Ten aanzien van parketnummer 02-232396-24 (poging diefstal met geweld & vernieling bril) dient de rechtbank te beoordelen of verdachte van plan was om de tas en de bril te stelen en of verdachte (voorwaardelijk) opzet had op de vernieling van de bril.
De rechtbank is, met de officier van justitie en de raadsman van oordeel is dat het er niet op lijkt dat verdachte er daadwerkelijk op uit was om de tas en de bril te stelen. Dat aangeefster dit mogelijk anders heeft ervaren is goed voorstelbaar maar met name het teruggeven van de bril en het blijven rondhangen in de directe nabijheid van waar het incident heeft plaatsgevonden zijn sterke contra-indicaties voor het daadwerkelijk willen wegnemen van de tas en bril. Om die reden zal verdachte van de diefstal met geweld worden vrijgesproken.
Van vol opzet op het vernielen van de bril is niet gebleken. Wel is er sprake van voorwaardelijk opzet. Verdachte heeft met de slaande beweging in de richting van het hoofd van [benadeelde 1] bewust de aanmerkelijke kans aanvaard dat hierdoor de bril kapot zou gaan Aldus heeft zij zich schuldig gemaakt aan vernieling.
4.4
De bewezenverklaring
De rechtbank acht wettig en overtuigend bewezen dat verdachte
Parketnummer: 02-126174-24
feit 1
op 13 april 2024 te Breda opzettelijk een ambtenaar, te weten [benadeelde 2] (controleur openbare ruimte bij de
gemeente Breda), gedurende of ter zake van de rechtmatige uitoefening van
zijn bediening, in zijn tegenwoordigheid, door feitelijkheden heeft beledigd, door op de arm van die [benadeelde 2] te spugen;
feit 2
op 13 april 2024 te Breda munitie van categorie III van de Wet wapens en munitie, te weten 5 kogelpatronen van het kaliber 7.65 mm, voorhanden heeft gehad;
Parketnummer: 02-232396-24
feit 2
op 16 juli 2024, te Breda opzettelijk en wederrechtelijk een bril die aan [benadeelde 1] toebehoorde heeft vernield;
Parketnummer: 02-275540-24
op 28 augustus 2024 te Tilburg, zich met geweld heeft verzet tegen een ambtenaar, [benadeelde 3] (Aspirant bij de Eenheid Zeeland-West-Brabant) en [benadeelde 4] (Aspirant bij de Eenheid Zeeland-West-Brabant), werkzaam in de rechtmatige uitoefening van
hunbediening, te weten ter aanhouding van verdachte door zich met kracht los te rukken en zich met kracht in een andere richting te bewegen en een
schoppende beweging te maken;
Parketnummer: 02-284676-24
op 5 september 2024 te Tilburg opzettelijk en wederrechtelijk vier ruiten, die aan [zorgorganisatie] toebehoorden heeft vernield.
☆ ☆ ☆ ☆ ☆ ☆ ☆
- Gestelde opgave -
Hoeveel kogelpatronen had de verdachte volgens het gekozen fragment op 13 april 2024 in Breda voorhanden, en van welk kaliber?

[Deel van een gegevensbestand]
☆ ☆ ☆ ☆ ☆ ☆ ☆
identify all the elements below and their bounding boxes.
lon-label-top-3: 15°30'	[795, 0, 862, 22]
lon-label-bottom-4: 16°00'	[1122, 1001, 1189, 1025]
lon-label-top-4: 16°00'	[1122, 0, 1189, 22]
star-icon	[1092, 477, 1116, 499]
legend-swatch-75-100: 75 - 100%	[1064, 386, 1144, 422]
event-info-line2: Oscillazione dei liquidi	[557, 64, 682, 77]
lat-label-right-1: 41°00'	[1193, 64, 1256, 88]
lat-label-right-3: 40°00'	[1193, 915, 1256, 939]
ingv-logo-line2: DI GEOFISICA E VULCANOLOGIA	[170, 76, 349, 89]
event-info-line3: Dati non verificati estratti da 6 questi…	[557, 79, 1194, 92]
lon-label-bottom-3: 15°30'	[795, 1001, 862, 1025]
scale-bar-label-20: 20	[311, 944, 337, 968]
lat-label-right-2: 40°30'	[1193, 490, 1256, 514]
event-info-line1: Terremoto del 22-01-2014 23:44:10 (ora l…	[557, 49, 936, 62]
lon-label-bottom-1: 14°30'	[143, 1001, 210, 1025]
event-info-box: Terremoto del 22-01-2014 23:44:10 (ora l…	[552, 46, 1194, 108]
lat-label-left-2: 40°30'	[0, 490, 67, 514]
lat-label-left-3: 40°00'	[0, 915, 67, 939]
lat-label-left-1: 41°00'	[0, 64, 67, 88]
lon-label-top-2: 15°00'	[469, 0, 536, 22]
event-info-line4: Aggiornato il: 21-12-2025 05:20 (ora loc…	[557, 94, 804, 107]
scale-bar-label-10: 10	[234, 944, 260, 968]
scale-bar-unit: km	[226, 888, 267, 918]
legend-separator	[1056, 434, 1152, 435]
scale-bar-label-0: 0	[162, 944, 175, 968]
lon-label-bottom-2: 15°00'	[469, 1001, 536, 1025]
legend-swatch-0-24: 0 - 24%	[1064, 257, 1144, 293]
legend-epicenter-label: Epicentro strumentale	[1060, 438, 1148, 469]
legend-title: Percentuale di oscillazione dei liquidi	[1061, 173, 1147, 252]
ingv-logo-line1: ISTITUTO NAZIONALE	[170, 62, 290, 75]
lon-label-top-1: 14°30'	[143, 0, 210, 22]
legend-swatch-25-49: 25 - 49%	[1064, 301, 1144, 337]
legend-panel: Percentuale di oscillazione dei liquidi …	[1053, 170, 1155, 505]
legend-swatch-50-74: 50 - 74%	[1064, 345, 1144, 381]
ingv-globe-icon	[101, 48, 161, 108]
☆ ☆ ☆ ☆ ☆ ☆ ☆
- Uitgewerkt antwoord -
Vijf kogelpatronen van het kaliber 7.65 mm.